### STATED TASK
Quote, without change, all of the lines that follow.

A block of data:
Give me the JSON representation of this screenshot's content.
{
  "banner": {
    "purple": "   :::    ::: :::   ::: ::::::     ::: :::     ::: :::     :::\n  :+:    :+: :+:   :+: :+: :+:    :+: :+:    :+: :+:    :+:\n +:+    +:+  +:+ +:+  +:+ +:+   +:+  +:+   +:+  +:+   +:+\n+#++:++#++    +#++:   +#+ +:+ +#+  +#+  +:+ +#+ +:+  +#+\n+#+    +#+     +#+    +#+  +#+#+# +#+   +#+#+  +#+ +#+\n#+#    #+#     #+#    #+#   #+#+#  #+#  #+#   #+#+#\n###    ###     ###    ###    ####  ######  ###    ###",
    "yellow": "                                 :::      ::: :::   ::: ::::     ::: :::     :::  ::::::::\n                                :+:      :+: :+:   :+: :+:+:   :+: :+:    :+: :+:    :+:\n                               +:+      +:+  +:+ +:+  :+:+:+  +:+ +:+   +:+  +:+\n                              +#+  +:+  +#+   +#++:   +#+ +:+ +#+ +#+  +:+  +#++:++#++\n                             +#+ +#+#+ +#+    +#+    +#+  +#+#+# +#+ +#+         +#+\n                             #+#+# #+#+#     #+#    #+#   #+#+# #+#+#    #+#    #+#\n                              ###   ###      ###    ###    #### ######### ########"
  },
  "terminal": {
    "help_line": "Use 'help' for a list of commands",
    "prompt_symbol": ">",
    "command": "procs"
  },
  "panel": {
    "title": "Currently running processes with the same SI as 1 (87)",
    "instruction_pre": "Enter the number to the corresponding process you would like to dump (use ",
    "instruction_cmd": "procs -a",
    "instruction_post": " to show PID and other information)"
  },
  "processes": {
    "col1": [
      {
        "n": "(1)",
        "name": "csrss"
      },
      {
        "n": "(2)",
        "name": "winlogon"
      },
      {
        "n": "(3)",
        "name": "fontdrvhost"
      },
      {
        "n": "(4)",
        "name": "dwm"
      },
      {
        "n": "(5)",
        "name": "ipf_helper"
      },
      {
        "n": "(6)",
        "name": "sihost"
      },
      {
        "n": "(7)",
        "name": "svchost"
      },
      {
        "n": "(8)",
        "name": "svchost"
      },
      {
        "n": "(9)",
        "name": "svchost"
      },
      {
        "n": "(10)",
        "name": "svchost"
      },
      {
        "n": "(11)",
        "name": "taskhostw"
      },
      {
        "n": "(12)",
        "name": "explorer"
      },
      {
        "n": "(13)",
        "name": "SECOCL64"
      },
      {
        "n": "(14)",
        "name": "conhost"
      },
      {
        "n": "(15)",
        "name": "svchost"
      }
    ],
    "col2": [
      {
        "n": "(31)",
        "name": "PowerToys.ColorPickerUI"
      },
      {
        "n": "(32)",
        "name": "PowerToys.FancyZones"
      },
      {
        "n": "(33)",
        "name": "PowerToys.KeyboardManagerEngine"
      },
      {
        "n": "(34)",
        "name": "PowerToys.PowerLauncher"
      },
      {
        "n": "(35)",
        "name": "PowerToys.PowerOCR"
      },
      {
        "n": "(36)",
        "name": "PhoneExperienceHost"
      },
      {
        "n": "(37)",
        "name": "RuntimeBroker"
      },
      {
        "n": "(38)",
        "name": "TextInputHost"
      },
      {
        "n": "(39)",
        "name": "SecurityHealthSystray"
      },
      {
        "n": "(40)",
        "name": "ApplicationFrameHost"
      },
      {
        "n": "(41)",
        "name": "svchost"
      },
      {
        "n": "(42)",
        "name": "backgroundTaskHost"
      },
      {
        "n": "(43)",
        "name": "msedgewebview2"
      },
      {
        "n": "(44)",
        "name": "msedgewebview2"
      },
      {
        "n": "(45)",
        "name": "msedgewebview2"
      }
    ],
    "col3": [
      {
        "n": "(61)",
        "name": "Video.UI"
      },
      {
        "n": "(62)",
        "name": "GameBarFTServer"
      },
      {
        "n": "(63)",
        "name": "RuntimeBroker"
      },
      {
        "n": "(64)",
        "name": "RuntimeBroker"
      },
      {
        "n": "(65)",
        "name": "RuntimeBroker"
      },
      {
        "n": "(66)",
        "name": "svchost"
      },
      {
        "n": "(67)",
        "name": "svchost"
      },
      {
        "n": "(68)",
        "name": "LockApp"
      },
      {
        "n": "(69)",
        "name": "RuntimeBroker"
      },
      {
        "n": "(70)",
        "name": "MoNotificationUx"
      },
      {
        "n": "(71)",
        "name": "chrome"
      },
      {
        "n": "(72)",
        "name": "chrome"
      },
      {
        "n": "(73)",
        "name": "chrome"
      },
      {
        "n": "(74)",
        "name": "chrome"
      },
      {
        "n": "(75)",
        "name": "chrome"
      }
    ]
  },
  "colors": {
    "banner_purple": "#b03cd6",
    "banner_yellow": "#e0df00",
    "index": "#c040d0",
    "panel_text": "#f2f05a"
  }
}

### SOLVED EXERCISE
Give me the JSON representation of this screenshot's content.
{
  "banner": {
    "purple": "   :::    ::: :::   ::: ::::::     ::: :::     ::: :::     :::\n  :+:    :+: :+:   :+: :+: :+:    :+: :+:    :+: :+:    :+:\n +:+    +:+  +:+ +:+  +:+ +:+   +:+  +:+   +:+  +:+   +:+\n+#++:++#++    +#++:   +#+ +:+ +#+  +#+  +:+ +#+ +:+  +#+\n+#+    +#+     +#+    +#+  +#+#+# +#+   +#+#+  +#+ +#+\n#+#    #+#     #+#    #+#   #+#+#  #+#  #+#   #+#+#\n###    ###     ###    ###    ####  ######  ###    ###",
    "yellow": "                                 :::      ::: :::   ::: ::::     ::: :::     :::  ::::::::\n                                :+:      :+: :+:   :+: :+:+:   :+: :+:    :+: :+:    :+:\n                               +:+      +:+  +:+ +:+  :+:+:+  +:+ +:+   +:+  +:+\n                              +#+  +:+  +#+   +#++:   +#+ +:+ +#+ +#+  +:+  +#++:++#++\n                             +#+ +#+#+ +#+    +#+    +#+  +#+#+# +#+ +#+         +#+\n                             #+#+# #+#+#     #+#    #+#   #+#+# #+#+#    #+#    #+#\n                              ###   ###      ###    ###    #### ######### ########"
  },
  "terminal": {
    "help_line": "Use 'help' for a list of commands",
    "prompt_symbol": ">",
    "command": "procs"
  },
  "panel": {
    "title": "Currently running processes with the same SI as 1 (87)",
    "instruction_pre": "Enter the number to the corresponding process you would like to dump (use ",
    "instruction_cmd": "procs -a",
    "instruction_post": " to show PID and other information)"
  },
  "processes": {
    "col1": [
      {
        "n": "(1)",
        "name": "csrss"
      },
      {
        "n": "(2)",
        "name": "winlogon"
      },
      {
        "n": "(3)",
        "name": "fontdrvhost"
      },
      {
        "n": "(4)",
        "name": "dwm"
      },
      {
        "n": "(5)",
        "name": "ipf_helper"
      },
      {
        "n": "(6)",
        "name": "sihost"
      },
      {
        "n": "(7)",
        "name": "svchost"
      },
      {
        "n": "(8)",
        "name": "svchost"
      },
      {
        "n": "(9)",
        "name": "svchost"
      },
      {
        "n": "(10)",
        "name": "svchost"
      },
      {
        "n": "(11)",
        "name": "taskhostw"
      },
      {
        "n": "(12)",
        "name": "explorer"
      },
      {
        "n": "(13)",
        "name": "SECOCL64"
      },
      {
        "n": "(14)",
        "name": "conhost"
      },
      {
        "n": "(15)",
        "name": "svchost"
      }
    ],
    "col2": [
      {
        "n": "(31)",
        "name": "PowerToys.ColorPickerUI"
      },
      {
        "n": "(32)",
        "name": "PowerToys.FancyZones"
      },
      {
        "n": "(33)",
        "name": "PowerToys.KeyboardManagerEngine"
      },
      {
        "n": "(34)",
        "name": "PowerToys.PowerLauncher"
      },
      {
        "n": "(35)",
        "name": "PowerToys.PowerOCR"
      },
      {
        "n": "(36)",
        "name": "PhoneExperienceHost"
      },
      {
        "n": "(37)",
        "name": "RuntimeBroker"
      },
      {
        "n": "(38)",
        "name": "TextInputHost"
      },
      {
        "n": "(39)",
        "name": "SecurityHealthSystray"
      },
      {
        "n": "(40)",
        "name": "ApplicationFrameHost"
      },
      {
        "n": "(41)",
        "name": "svchost"
      },
      {
        "n": "(42)",
        "name": "backgroundTaskHost"
      },
      {
        "n": "(43)",
        "name": "msedgewebview2"
      },
      {
        "n": "(44)",
        "name": "msedgewebview2"
      },
      {
        "n": "(45)",
        "name": "msedgewebview2"
      }
    ],
    "col3": [
      {
        "n": "(61)",
        "name": "Video.UI"
      },
      {
        "n": "(62)",
        "name": "GameBarFTServer"
      },
      {
        "n": "(63)",
        "name": "RuntimeBroker"
      },
      {
        "n": "(64)",
        "name": "RuntimeBroker"
      },
      {
        "n": "(65)",
        "name": "RuntimeBroker"
      },
      {
        "n": "(66)",
        "name": "svchost"
      },
      {
        "n": "(67)",
        "name": "svchost"
      },
      {
        "n": "(68)",
        "name": "LockApp"
      },
      {
        "n": "(69)",
        "name": "RuntimeBroker"
      },
      {
        "n": "(70)",
        "name": "MoNotificationUx"
      },
      {
        "n": "(71)",
        "name": "chrome"
      },
      {
        "n": "(72)",
        "name": "chrome"
      },
      {
        "n": "(73)",
        "name": "chrome"
      },
      {
        "n": "(74)",
        "name": "chrome"
      },
      {
        "n": "(75)",
        "name": "chrome"
      }
    ]
  },
  "colors": {
    "banner_purple": "#b03cd6",
    "banner_yellow": "#e0df00",
    "index": "#c040d0",
    "panel_text": "#f2f05a"
  }
}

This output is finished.